[Excerpt from a dataset]
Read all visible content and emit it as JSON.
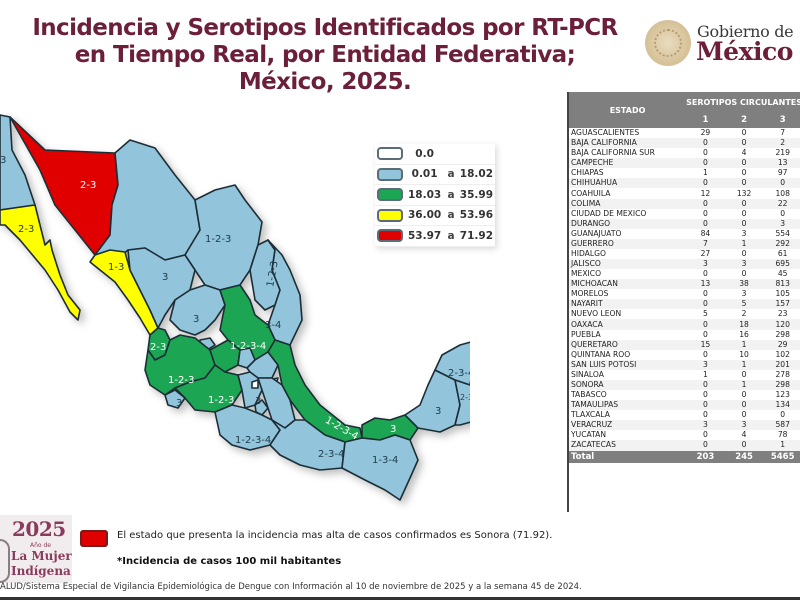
{
  "header": {
    "title": "Incidencia y Serotipos Identificados por RT-PCR en Tiempo Real, por Entidad Federativa; México, 2025.",
    "logo_line1": "Gobierno de",
    "logo_line2": "México"
  },
  "legend": {
    "rows": [
      {
        "color": "#ffffff",
        "min": "0.0",
        "sep": "",
        "max": ""
      },
      {
        "color": "#92c5dc",
        "min": "0.01",
        "sep": "a",
        "max": "18.02"
      },
      {
        "color": "#1aa652",
        "min": "18.03",
        "sep": "a",
        "max": "35.99"
      },
      {
        "color": "#ffff00",
        "min": "36.00",
        "sep": "a",
        "max": "53.96"
      },
      {
        "color": "#e00000",
        "min": "53.97",
        "sep": "a",
        "max": "71.92"
      }
    ]
  },
  "map": {
    "colors": {
      "light_blue": "#92c5dc",
      "green": "#1aa652",
      "yellow": "#ffff00",
      "red": "#e00000",
      "white": "#ffffff",
      "border": "#1f2d36"
    },
    "labels": {
      "sonora": "2-3",
      "baja_california_sur": "2-3",
      "sinaloa": "1-3",
      "chihuahua": "1-2-3",
      "coahuila": "1-2-3",
      "nuevo_leon": "1-2-3",
      "durango": "3",
      "zacatecas": "3",
      "tamaulipas": "3-4",
      "nayarit": "2-3",
      "jalisco": "1-2-3",
      "michoacan": "1-2-3",
      "colima": "3",
      "guanajuato": "1-2-3",
      "san_luis_potosi": "1-2-3-4",
      "queretaro": "1-2-3",
      "hidalgo": "1-3-4",
      "aguascalientes": "1-2-3",
      "mexico": "3",
      "morelos": "2-3",
      "puebla": "2-3-4",
      "guerrero": "1-2-3-4",
      "oaxaca": "2-3-4",
      "veracruz": "1-2-3-4",
      "tabasco": "3",
      "chiapas": "1-3-4",
      "campeche": "3",
      "yucatan": "2-3-4",
      "quintana_roo": "2-3-4",
      "baja_california": "3"
    }
  },
  "table": {
    "header_estado": "ESTADO",
    "header_group": "SEROTIPOS CIRCULANTES",
    "columns": [
      "1",
      "2",
      "3"
    ],
    "rows": [
      {
        "estado": "AGUASCALIENTES",
        "s1": "29",
        "s2": "0",
        "s3": "7"
      },
      {
        "estado": "BAJA CALIFORNIA",
        "s1": "0",
        "s2": "0",
        "s3": "2"
      },
      {
        "estado": "BAJA CALIFORNIA SUR",
        "s1": "0",
        "s2": "4",
        "s3": "219"
      },
      {
        "estado": "CAMPECHE",
        "s1": "0",
        "s2": "0",
        "s3": "13"
      },
      {
        "estado": "CHIAPAS",
        "s1": "1",
        "s2": "0",
        "s3": "97"
      },
      {
        "estado": "CHIHUAHUA",
        "s1": "0",
        "s2": "0",
        "s3": "0"
      },
      {
        "estado": "COAHUILA",
        "s1": "12",
        "s2": "132",
        "s3": "108"
      },
      {
        "estado": "COLIMA",
        "s1": "0",
        "s2": "0",
        "s3": "22"
      },
      {
        "estado": "CIUDAD DE MEXICO",
        "s1": "0",
        "s2": "0",
        "s3": "0"
      },
      {
        "estado": "DURANGO",
        "s1": "0",
        "s2": "0",
        "s3": "3"
      },
      {
        "estado": "GUANAJUATO",
        "s1": "84",
        "s2": "3",
        "s3": "554"
      },
      {
        "estado": "GUERRERO",
        "s1": "7",
        "s2": "1",
        "s3": "292"
      },
      {
        "estado": "HIDALGO",
        "s1": "27",
        "s2": "0",
        "s3": "61"
      },
      {
        "estado": "JALISCO",
        "s1": "3",
        "s2": "3",
        "s3": "695"
      },
      {
        "estado": "MEXICO",
        "s1": "0",
        "s2": "0",
        "s3": "45"
      },
      {
        "estado": "MICHOACAN",
        "s1": "13",
        "s2": "38",
        "s3": "813"
      },
      {
        "estado": "MORELOS",
        "s1": "0",
        "s2": "3",
        "s3": "105"
      },
      {
        "estado": "NAYARIT",
        "s1": "0",
        "s2": "5",
        "s3": "157"
      },
      {
        "estado": "NUEVO LEON",
        "s1": "5",
        "s2": "2",
        "s3": "23"
      },
      {
        "estado": "OAXACA",
        "s1": "0",
        "s2": "18",
        "s3": "120"
      },
      {
        "estado": "PUEBLA",
        "s1": "0",
        "s2": "16",
        "s3": "298"
      },
      {
        "estado": "QUERETARO",
        "s1": "15",
        "s2": "1",
        "s3": "29"
      },
      {
        "estado": "QUINTANA ROO",
        "s1": "0",
        "s2": "10",
        "s3": "102"
      },
      {
        "estado": "SAN LUIS POTOSI",
        "s1": "3",
        "s2": "1",
        "s3": "201"
      },
      {
        "estado": "SINALOA",
        "s1": "1",
        "s2": "0",
        "s3": "278"
      },
      {
        "estado": "SONORA",
        "s1": "0",
        "s2": "1",
        "s3": "298"
      },
      {
        "estado": "TABASCO",
        "s1": "0",
        "s2": "0",
        "s3": "123"
      },
      {
        "estado": "TAMAULIPAS",
        "s1": "0",
        "s2": "0",
        "s3": "134"
      },
      {
        "estado": "TLAXCALA",
        "s1": "0",
        "s2": "0",
        "s3": "0"
      },
      {
        "estado": "VERACRUZ",
        "s1": "3",
        "s2": "3",
        "s3": "587"
      },
      {
        "estado": "YUCATAN",
        "s1": "0",
        "s2": "4",
        "s3": "78"
      },
      {
        "estado": "ZACATECAS",
        "s1": "0",
        "s2": "0",
        "s3": "1"
      }
    ],
    "total": {
      "label": "Total",
      "s1": "203",
      "s2": "245",
      "s3": "5465"
    }
  },
  "footer": {
    "logo_year": "2025",
    "logo_sub": "Año de",
    "logo_line1": "La Mujer",
    "logo_line2": "Indígena",
    "note_highest": "El estado que presenta la incidencia mas alta de casos confirmados es Sonora (71.92).",
    "note_incidence": "*Incidencia de casos 100 mil habitantes",
    "source": "ALUD/Sistema Especial de Vigilancia Epidemiológica de Dengue con Información al 10 de noviembre de 2025 y a la semana 45 de 2024."
  }
}
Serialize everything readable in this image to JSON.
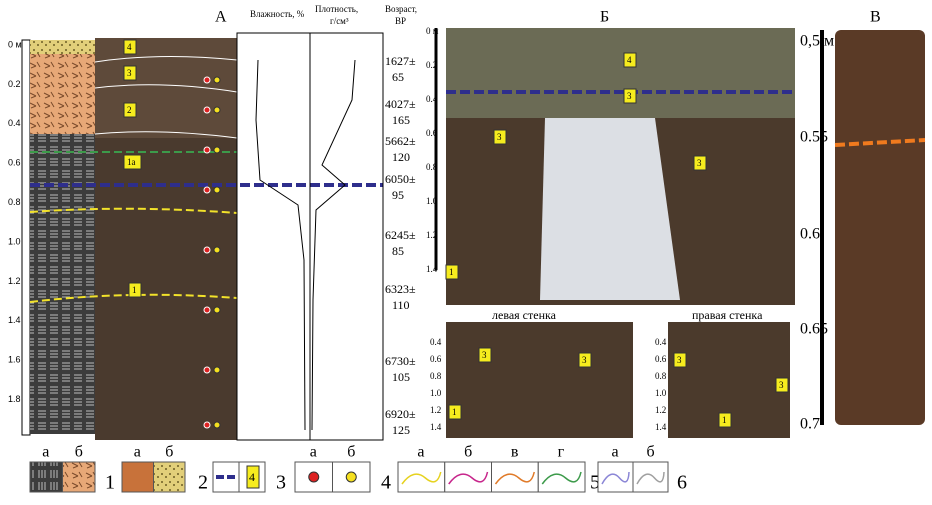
{
  "panel_a": {
    "letter": "А",
    "depth_ticks": [
      "0 м",
      "0.2",
      "0.4",
      "0.6",
      "0.8",
      "1.0",
      "1.2",
      "1.4",
      "1.6",
      "1.8"
    ],
    "layers": [
      "4",
      "3",
      "2",
      "1а",
      "1"
    ],
    "moisture_header": "Влажность, %",
    "density_header": [
      "Плотность,",
      "г/см³"
    ],
    "age_header": [
      "Возраст,",
      "ВР"
    ],
    "ages": [
      [
        "1627±",
        "65"
      ],
      [
        "4027±",
        "165"
      ],
      [
        "5662±",
        "120"
      ],
      [
        "6050±",
        "95"
      ],
      [
        "6245±",
        "85"
      ],
      [
        "6323±",
        "110"
      ],
      [
        "6730±",
        "105"
      ],
      [
        "6920±",
        "125"
      ]
    ]
  },
  "panel_b": {
    "letter": "Б",
    "depth_ticks": [
      "0 м",
      "0.2",
      "0.4",
      "0.6",
      "0.8",
      "1.0",
      "1.2",
      "1.4"
    ],
    "layers": [
      "4",
      "3",
      "3",
      "3",
      "1"
    ],
    "left_wall": "левая стенка",
    "right_wall": "правая стенка",
    "left_wall_ticks": [
      "0.4",
      "0.6",
      "0.8",
      "1.0",
      "1.2",
      "1.4"
    ],
    "left_wall_layers": [
      "3",
      "3",
      "1"
    ],
    "right_wall_ticks": [
      "0.4",
      "0.6",
      "0.8",
      "1.0",
      "1.2",
      "1.4"
    ],
    "right_wall_layers": [
      "3",
      "3",
      "1"
    ]
  },
  "panel_c": {
    "letter": "В",
    "depth_ticks": [
      "0,5 м",
      "0.55",
      "0.6",
      "0.65",
      "0.7"
    ]
  },
  "legend": {
    "items": [
      {
        "sub": [
          "а",
          "б"
        ],
        "number": "1"
      },
      {
        "sub": [
          "а",
          "б"
        ],
        "number": "2"
      },
      {
        "box_label": "4",
        "number": "3"
      },
      {
        "sub": [
          "а",
          "б"
        ],
        "number": "4"
      },
      {
        "sub": [
          "а",
          "б",
          "в",
          "г"
        ],
        "number": "5"
      },
      {
        "sub": [
          "а",
          "б"
        ],
        "number": "6"
      }
    ]
  }
}
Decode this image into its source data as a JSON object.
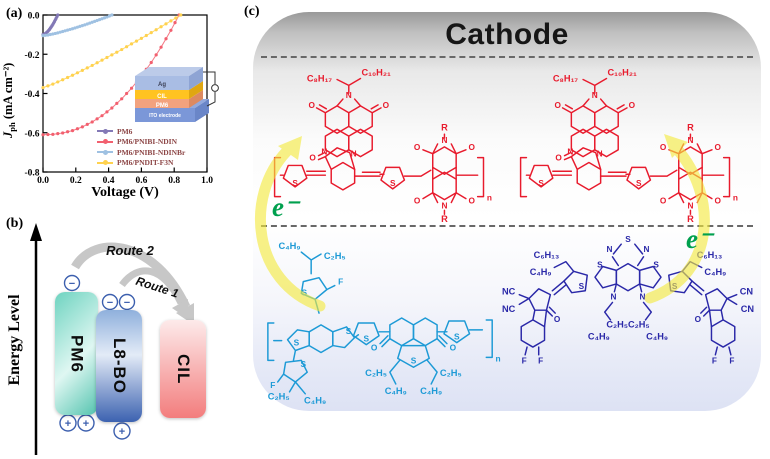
{
  "figure": {
    "panel_a_label": "(a)",
    "panel_b_label": "(b)",
    "panel_c_label": "(c)"
  },
  "chart_data": {
    "type": "scatter",
    "xlabel": "Voltage (V)",
    "ylabel": {
      "symbol": "J",
      "subscript": "ph",
      "units": " (mA cm⁻²)"
    },
    "xlim": [
      0.0,
      1.0
    ],
    "ylim": [
      -0.8,
      0.0
    ],
    "x_ticks": [
      "0.0",
      "0.2",
      "0.4",
      "0.6",
      "0.8",
      "1.0"
    ],
    "y_ticks": [
      "0.0",
      "-0.2",
      "-0.4",
      "-0.6",
      "-0.8"
    ],
    "grid": false,
    "legend_position": "inside lower-right",
    "series": [
      {
        "name": "PM6",
        "color": "#8379b6",
        "points": [
          [
            0,
            -0.1
          ],
          [
            0.01,
            -0.097
          ],
          [
            0.02,
            -0.091
          ],
          [
            0.03,
            -0.083
          ],
          [
            0.04,
            -0.073
          ],
          [
            0.05,
            -0.061
          ],
          [
            0.06,
            -0.048
          ],
          [
            0.07,
            -0.033
          ],
          [
            0.08,
            -0.017
          ],
          [
            0.09,
            0
          ]
        ]
      },
      {
        "name": "PM6/PNIBI-NDIN",
        "color": "#f2606f",
        "points": [
          [
            0,
            -0.61
          ],
          [
            0.06,
            -0.608
          ],
          [
            0.12,
            -0.601
          ],
          [
            0.18,
            -0.589
          ],
          [
            0.24,
            -0.57
          ],
          [
            0.3,
            -0.545
          ],
          [
            0.36,
            -0.513
          ],
          [
            0.42,
            -0.474
          ],
          [
            0.48,
            -0.427
          ],
          [
            0.54,
            -0.373
          ],
          [
            0.6,
            -0.311
          ],
          [
            0.66,
            -0.242
          ],
          [
            0.72,
            -0.164
          ],
          [
            0.78,
            -0.078
          ],
          [
            0.83,
            0
          ]
        ]
      },
      {
        "name": "PM6/PNIBI-NDINBr",
        "color": "#9fc1e2",
        "points": [
          [
            0,
            -0.105
          ],
          [
            0.03,
            -0.102
          ],
          [
            0.06,
            -0.097
          ],
          [
            0.09,
            -0.091
          ],
          [
            0.12,
            -0.084
          ],
          [
            0.15,
            -0.077
          ],
          [
            0.18,
            -0.07
          ],
          [
            0.21,
            -0.062
          ],
          [
            0.24,
            -0.054
          ],
          [
            0.27,
            -0.046
          ],
          [
            0.3,
            -0.037
          ],
          [
            0.33,
            -0.028
          ],
          [
            0.36,
            -0.019
          ],
          [
            0.39,
            -0.01
          ],
          [
            0.42,
            0
          ]
        ]
      },
      {
        "name": "PM6/PNDIT-F3N",
        "color": "#ffd24f",
        "points": [
          [
            0,
            -0.37
          ],
          [
            0.06,
            -0.352
          ],
          [
            0.12,
            -0.33
          ],
          [
            0.18,
            -0.307
          ],
          [
            0.24,
            -0.282
          ],
          [
            0.3,
            -0.257
          ],
          [
            0.36,
            -0.23
          ],
          [
            0.42,
            -0.203
          ],
          [
            0.48,
            -0.176
          ],
          [
            0.54,
            -0.147
          ],
          [
            0.6,
            -0.119
          ],
          [
            0.66,
            -0.09
          ],
          [
            0.72,
            -0.06
          ],
          [
            0.78,
            -0.03
          ],
          [
            0.84,
            0
          ]
        ]
      }
    ],
    "inset": {
      "layers": [
        {
          "label": "Ag",
          "color": "#a9bde4",
          "text_color": "#3a3f55"
        },
        {
          "label": "CIL",
          "color": "#ffc321",
          "text_color": "#ffffff"
        },
        {
          "label": "PM6",
          "color": "#f2a27e",
          "text_color": "#ffffff"
        },
        {
          "label": "ITO electrode",
          "color": "#7b97d8",
          "text_color": "#ffffff"
        }
      ]
    }
  },
  "panel_b": {
    "axis_label": "Energy Level",
    "route_2": "Route 2",
    "route_1": "Route 1",
    "boxes": [
      {
        "label": "PM6"
      },
      {
        "label": "L8-BO"
      },
      {
        "label": "CIL"
      }
    ],
    "minus": "−",
    "plus": "+"
  },
  "panel_c": {
    "title": "Cathode",
    "electron": "e⁻",
    "red_polymer": {
      "color": "#e81b2d",
      "c10": "C₁₀H₂₁",
      "c8": "C₈H₁₇",
      "o": "O",
      "n_atom": "N",
      "s": "S",
      "r": "R",
      "repeat": "n"
    },
    "pm6_polymer": {
      "color": "#1d9ad6",
      "c4": "C₄H₉",
      "c2": "C₂H₅",
      "f": "F",
      "s": "S",
      "o": "O",
      "repeat": "n"
    },
    "l8bo": {
      "color": "#2a28a8",
      "c6": "C₆H₁₃",
      "c4": "C₄H₉",
      "c2c2": "C₂H₅C₂H₅",
      "nc": "NC",
      "cn": "CN",
      "s": "S",
      "n_atom": "N",
      "o": "O",
      "f": "F"
    }
  }
}
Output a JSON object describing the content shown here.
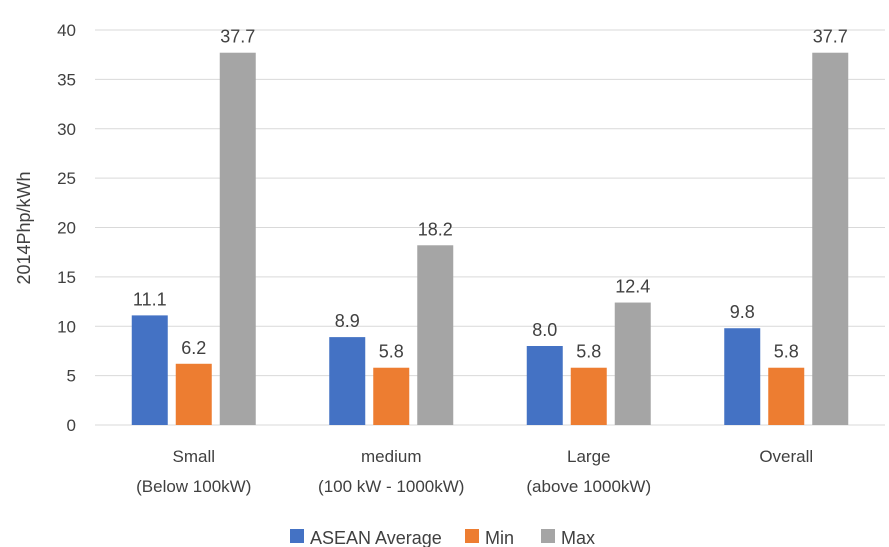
{
  "chart_data": {
    "type": "bar",
    "title": "",
    "xlabel": "",
    "ylabel": "2014Php/kWh",
    "ylim": [
      0,
      40
    ],
    "yticks": [
      0,
      5,
      10,
      15,
      20,
      25,
      30,
      35,
      40
    ],
    "grid": true,
    "legend_position": "bottom",
    "categories": [
      [
        "Small",
        "(Below 100kW)"
      ],
      [
        "medium",
        "(100 kW - 1000kW)"
      ],
      [
        "Large",
        "(above 1000kW)"
      ],
      [
        "Overall"
      ]
    ],
    "series": [
      {
        "name": "ASEAN Average",
        "color": "#4472C4",
        "values": [
          11.1,
          8.9,
          8.0,
          9.8
        ],
        "labels": [
          "11.1",
          "8.9",
          "8.0",
          "9.8"
        ]
      },
      {
        "name": "Min",
        "color": "#ED7D31",
        "values": [
          6.2,
          5.8,
          5.8,
          5.8
        ],
        "labels": [
          "6.2",
          "5.8",
          "5.8",
          "5.8"
        ]
      },
      {
        "name": "Max",
        "color": "#A5A5A5",
        "values": [
          37.7,
          18.2,
          12.4,
          37.7
        ],
        "labels": [
          "37.7",
          "18.2",
          "12.4",
          "37.7"
        ]
      }
    ]
  }
}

**Exercise requirements**.
Can the lines from the one with "Output a JSON" to the end of the records above be quoted exactly, both ends included, with every picture omitted?

**The completed task**.
Output a JSON object describing the content shown here.
{
  "chart_data": {
    "type": "bar",
    "title": "",
    "xlabel": "",
    "ylabel": "2014Php/kWh",
    "ylim": [
      0,
      40
    ],
    "yticks": [
      0,
      5,
      10,
      15,
      20,
      25,
      30,
      35,
      40
    ],
    "grid": true,
    "legend_position": "bottom",
    "categories": [
      [
        "Small",
        "(Below 100kW)"
      ],
      [
        "medium",
        "(100 kW - 1000kW)"
      ],
      [
        "Large",
        "(above 1000kW)"
      ],
      [
        "Overall"
      ]
    ],
    "series": [
      {
        "name": "ASEAN Average",
        "color": "#4472C4",
        "values": [
          11.1,
          8.9,
          8.0,
          9.8
        ],
        "labels": [
          "11.1",
          "8.9",
          "8.0",
          "9.8"
        ]
      },
      {
        "name": "Min",
        "color": "#ED7D31",
        "values": [
          6.2,
          5.8,
          5.8,
          5.8
        ],
        "labels": [
          "6.2",
          "5.8",
          "5.8",
          "5.8"
        ]
      },
      {
        "name": "Max",
        "color": "#A5A5A5",
        "values": [
          37.7,
          18.2,
          12.4,
          37.7
        ],
        "labels": [
          "37.7",
          "18.2",
          "12.4",
          "37.7"
        ]
      }
    ]
  }
}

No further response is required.